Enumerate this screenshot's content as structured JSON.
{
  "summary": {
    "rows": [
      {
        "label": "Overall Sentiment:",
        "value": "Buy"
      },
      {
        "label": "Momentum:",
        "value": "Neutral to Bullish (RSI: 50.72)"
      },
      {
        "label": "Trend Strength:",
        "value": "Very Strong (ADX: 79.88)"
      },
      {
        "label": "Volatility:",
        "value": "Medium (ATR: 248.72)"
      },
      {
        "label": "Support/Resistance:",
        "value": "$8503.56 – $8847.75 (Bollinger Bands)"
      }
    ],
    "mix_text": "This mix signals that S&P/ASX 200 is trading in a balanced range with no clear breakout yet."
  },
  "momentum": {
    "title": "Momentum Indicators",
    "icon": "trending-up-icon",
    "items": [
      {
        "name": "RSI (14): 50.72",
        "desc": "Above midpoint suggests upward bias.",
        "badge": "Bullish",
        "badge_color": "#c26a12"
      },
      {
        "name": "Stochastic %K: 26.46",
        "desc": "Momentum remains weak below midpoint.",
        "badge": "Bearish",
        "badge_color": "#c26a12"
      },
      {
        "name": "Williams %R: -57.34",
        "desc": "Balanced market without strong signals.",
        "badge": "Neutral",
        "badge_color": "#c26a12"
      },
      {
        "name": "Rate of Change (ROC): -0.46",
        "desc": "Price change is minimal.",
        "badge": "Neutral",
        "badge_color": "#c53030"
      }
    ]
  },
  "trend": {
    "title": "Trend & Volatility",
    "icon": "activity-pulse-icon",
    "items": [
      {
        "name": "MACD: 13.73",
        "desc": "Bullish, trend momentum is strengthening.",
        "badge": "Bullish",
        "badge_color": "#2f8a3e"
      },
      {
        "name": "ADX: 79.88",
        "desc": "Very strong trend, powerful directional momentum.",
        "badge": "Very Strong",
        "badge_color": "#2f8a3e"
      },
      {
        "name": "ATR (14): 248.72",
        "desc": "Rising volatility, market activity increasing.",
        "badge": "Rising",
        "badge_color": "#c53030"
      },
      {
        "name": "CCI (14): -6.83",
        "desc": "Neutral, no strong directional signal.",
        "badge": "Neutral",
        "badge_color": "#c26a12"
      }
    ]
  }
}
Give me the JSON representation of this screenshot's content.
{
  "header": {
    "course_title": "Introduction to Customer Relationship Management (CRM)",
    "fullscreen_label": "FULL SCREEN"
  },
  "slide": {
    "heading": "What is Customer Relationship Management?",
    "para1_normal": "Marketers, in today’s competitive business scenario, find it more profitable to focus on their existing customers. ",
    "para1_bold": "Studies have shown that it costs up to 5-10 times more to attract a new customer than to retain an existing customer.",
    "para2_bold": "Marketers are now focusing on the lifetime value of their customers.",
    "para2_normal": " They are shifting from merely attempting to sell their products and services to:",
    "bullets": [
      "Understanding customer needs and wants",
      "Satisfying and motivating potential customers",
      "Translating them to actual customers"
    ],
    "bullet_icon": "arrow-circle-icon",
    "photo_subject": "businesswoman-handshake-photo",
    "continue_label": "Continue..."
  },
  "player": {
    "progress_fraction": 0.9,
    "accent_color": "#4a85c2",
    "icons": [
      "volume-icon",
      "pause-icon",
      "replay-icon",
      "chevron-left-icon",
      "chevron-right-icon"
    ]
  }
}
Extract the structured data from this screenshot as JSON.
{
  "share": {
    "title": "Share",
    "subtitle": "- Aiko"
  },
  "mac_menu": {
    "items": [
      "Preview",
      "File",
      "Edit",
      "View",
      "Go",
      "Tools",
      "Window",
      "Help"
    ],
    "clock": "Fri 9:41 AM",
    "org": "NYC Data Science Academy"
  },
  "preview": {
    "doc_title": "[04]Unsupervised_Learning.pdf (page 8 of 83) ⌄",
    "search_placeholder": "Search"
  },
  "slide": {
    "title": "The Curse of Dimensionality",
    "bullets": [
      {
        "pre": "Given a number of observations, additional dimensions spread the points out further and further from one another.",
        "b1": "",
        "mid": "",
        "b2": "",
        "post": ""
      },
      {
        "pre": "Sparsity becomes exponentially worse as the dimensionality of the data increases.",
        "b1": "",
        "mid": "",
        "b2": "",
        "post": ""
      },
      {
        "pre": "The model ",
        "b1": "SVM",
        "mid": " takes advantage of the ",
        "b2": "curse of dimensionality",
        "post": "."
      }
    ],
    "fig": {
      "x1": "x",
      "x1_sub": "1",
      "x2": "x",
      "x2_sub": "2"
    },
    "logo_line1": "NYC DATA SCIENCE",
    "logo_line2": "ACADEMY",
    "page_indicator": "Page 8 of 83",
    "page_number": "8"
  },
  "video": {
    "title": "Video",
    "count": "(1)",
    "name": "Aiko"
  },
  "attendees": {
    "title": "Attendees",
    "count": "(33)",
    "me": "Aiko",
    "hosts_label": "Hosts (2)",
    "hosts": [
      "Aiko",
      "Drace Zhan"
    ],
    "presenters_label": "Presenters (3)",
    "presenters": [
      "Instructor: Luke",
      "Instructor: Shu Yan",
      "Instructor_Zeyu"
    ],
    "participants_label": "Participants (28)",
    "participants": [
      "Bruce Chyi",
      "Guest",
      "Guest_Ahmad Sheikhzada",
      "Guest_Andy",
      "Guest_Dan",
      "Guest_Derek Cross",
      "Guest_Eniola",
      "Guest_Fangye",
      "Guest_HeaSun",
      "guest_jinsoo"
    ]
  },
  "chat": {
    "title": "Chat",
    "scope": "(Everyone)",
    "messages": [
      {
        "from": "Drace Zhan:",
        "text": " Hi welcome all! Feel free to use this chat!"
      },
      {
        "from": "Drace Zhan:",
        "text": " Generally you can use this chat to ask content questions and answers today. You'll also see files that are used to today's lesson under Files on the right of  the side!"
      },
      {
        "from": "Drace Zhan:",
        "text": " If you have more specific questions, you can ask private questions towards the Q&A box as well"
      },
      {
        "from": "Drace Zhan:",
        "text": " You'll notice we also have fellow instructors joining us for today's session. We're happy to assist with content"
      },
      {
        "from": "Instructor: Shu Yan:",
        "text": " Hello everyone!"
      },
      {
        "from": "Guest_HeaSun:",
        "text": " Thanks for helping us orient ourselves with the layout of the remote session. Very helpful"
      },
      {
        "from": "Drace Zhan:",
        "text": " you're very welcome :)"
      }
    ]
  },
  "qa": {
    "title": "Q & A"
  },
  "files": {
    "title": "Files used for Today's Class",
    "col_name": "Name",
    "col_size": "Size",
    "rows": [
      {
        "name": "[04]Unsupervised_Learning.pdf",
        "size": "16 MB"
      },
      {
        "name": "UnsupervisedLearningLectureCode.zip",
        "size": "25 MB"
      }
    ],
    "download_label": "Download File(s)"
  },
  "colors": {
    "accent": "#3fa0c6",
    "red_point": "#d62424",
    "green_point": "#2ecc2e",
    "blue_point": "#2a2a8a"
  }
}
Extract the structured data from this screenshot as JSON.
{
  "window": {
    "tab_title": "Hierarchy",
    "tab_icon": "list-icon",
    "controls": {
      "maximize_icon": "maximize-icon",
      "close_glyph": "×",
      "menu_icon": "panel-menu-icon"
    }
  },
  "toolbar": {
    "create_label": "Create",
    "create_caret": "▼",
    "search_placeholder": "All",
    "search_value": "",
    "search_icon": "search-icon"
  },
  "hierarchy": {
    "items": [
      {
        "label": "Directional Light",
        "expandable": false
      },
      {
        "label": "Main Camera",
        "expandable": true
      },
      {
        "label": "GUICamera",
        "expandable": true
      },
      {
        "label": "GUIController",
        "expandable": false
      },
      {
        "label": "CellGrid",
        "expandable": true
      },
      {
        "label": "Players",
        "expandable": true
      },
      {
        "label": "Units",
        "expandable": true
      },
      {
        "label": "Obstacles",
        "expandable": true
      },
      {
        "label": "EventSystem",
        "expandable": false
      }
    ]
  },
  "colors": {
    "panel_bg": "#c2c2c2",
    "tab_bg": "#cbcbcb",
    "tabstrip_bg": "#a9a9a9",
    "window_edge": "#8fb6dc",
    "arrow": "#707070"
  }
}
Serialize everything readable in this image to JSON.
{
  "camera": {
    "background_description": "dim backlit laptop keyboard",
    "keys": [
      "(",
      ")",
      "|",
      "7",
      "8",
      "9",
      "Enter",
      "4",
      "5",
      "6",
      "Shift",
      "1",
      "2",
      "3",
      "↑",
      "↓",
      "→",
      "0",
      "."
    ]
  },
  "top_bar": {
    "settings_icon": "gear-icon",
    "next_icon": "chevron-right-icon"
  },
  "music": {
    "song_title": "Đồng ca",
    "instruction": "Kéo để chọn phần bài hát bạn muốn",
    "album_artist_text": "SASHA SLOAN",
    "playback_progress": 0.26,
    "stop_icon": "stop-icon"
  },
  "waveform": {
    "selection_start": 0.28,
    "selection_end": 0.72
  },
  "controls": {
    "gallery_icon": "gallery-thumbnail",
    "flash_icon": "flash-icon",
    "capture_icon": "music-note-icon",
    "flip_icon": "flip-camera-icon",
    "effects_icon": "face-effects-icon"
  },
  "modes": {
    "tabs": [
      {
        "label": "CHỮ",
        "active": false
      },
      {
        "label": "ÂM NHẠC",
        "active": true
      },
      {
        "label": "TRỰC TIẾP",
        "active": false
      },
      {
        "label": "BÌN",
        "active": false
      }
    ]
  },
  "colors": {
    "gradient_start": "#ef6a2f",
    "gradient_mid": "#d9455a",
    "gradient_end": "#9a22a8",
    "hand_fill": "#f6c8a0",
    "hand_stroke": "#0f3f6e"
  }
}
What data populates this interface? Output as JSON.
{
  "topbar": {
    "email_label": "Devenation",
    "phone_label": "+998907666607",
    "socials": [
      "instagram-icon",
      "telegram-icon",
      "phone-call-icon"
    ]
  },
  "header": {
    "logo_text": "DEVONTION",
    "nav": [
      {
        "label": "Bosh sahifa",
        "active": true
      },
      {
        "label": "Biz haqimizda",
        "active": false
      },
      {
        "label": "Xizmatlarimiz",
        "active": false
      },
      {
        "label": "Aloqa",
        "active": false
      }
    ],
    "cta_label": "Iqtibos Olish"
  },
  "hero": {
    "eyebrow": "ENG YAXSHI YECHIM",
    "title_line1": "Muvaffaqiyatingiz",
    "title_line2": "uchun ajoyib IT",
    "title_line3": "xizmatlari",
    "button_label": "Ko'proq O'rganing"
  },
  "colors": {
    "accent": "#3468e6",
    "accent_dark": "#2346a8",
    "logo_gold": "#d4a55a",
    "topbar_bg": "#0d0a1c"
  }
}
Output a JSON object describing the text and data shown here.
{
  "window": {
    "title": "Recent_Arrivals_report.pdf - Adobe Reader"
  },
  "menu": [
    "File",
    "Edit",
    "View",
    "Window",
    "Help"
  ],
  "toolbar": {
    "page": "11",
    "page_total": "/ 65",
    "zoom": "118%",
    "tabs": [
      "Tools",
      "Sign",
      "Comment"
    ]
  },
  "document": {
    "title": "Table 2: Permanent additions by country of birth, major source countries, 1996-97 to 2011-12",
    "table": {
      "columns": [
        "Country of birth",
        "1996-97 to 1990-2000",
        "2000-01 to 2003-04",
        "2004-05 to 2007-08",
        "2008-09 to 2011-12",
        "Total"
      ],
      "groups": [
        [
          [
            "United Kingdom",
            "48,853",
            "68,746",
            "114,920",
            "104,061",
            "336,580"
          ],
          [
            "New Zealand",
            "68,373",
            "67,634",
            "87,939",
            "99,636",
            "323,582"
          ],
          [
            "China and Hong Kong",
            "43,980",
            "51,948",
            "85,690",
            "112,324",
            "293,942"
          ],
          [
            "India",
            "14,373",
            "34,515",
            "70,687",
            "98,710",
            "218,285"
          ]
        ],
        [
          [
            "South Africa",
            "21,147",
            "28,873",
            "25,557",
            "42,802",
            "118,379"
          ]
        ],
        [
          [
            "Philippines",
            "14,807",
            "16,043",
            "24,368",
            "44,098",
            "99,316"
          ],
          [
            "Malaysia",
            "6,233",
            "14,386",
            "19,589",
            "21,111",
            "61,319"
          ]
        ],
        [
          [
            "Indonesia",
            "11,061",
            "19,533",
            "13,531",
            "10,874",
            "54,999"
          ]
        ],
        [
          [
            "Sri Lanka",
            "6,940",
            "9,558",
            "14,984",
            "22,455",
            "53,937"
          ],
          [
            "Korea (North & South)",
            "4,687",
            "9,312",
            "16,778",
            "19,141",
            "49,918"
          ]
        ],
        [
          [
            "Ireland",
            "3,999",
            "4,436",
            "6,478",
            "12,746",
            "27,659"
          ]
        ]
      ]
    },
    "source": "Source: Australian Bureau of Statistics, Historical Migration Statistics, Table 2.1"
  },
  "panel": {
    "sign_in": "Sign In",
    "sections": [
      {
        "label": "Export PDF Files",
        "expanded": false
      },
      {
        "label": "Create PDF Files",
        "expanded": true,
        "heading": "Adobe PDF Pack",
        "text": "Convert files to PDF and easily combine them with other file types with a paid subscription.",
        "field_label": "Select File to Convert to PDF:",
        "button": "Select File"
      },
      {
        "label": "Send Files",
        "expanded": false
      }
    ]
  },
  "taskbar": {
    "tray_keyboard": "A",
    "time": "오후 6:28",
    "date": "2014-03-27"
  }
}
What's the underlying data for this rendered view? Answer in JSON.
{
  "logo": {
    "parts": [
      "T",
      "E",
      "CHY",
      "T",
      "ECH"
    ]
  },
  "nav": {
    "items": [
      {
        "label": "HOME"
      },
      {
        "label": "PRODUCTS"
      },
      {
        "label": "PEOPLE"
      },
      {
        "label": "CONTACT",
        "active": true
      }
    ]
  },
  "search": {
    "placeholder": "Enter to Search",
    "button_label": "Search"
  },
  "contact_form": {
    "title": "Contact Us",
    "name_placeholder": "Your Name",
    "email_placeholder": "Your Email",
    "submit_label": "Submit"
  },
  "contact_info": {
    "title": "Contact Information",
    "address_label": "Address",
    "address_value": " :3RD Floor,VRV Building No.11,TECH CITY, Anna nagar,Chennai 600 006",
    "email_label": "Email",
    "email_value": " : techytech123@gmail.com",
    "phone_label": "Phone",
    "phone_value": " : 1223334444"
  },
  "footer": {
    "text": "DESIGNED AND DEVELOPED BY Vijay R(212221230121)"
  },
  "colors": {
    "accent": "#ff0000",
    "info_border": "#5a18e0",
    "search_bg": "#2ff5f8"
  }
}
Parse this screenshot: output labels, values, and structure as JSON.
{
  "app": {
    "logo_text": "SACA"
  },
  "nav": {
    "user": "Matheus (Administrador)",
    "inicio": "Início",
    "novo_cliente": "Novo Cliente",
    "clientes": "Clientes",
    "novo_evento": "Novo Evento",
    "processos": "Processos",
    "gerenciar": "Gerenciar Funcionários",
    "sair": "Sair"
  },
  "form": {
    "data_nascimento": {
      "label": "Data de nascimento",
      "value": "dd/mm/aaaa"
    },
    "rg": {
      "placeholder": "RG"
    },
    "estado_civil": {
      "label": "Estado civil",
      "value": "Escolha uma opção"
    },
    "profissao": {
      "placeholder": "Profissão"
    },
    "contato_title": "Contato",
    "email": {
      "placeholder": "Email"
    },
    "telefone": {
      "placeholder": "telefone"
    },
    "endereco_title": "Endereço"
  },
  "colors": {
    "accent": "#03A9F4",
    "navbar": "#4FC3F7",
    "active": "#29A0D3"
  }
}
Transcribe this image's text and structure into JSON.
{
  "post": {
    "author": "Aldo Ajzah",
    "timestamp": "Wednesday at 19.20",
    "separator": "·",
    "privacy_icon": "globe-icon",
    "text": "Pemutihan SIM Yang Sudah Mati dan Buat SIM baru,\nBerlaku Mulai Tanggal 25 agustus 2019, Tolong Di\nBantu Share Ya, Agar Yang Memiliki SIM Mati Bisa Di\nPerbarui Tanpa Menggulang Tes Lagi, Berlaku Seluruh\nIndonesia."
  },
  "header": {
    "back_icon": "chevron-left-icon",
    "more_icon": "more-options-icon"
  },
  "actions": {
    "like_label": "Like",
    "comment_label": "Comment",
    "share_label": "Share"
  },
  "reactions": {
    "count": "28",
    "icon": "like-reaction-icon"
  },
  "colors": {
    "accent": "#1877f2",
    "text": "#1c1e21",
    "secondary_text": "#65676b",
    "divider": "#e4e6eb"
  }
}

Written instruction: Give back exactly the lines from the line holding "Transcribe this image's" through the last line of the listing, including both.

Written response:
Transcribe this image's text and structure into JSON.
{
  "post": {
    "author": "Aldo Ajzah",
    "timestamp": "Wednesday at 19.20",
    "separator": "·",
    "privacy_icon": "globe-icon",
    "text": "Pemutihan SIM Yang Sudah Mati dan Buat SIM baru,\nBerlaku Mulai Tanggal 25 agustus 2019, Tolong Di\nBantu Share Ya, Agar Yang Memiliki SIM Mati Bisa Di\nPerbarui Tanpa Menggulang Tes Lagi, Berlaku Seluruh\nIndonesia."
  },
  "header": {
    "back_icon": "chevron-left-icon",
    "more_icon": "more-options-icon"
  },
  "actions": {
    "like_label": "Like",
    "comment_label": "Comment",
    "share_label": "Share"
  },
  "reactions": {
    "count": "28",
    "icon": "like-reaction-icon"
  },
  "colors": {
    "accent": "#1877f2",
    "text": "#1c1e21",
    "secondary_text": "#65676b",
    "divider": "#e4e6eb"
  }
}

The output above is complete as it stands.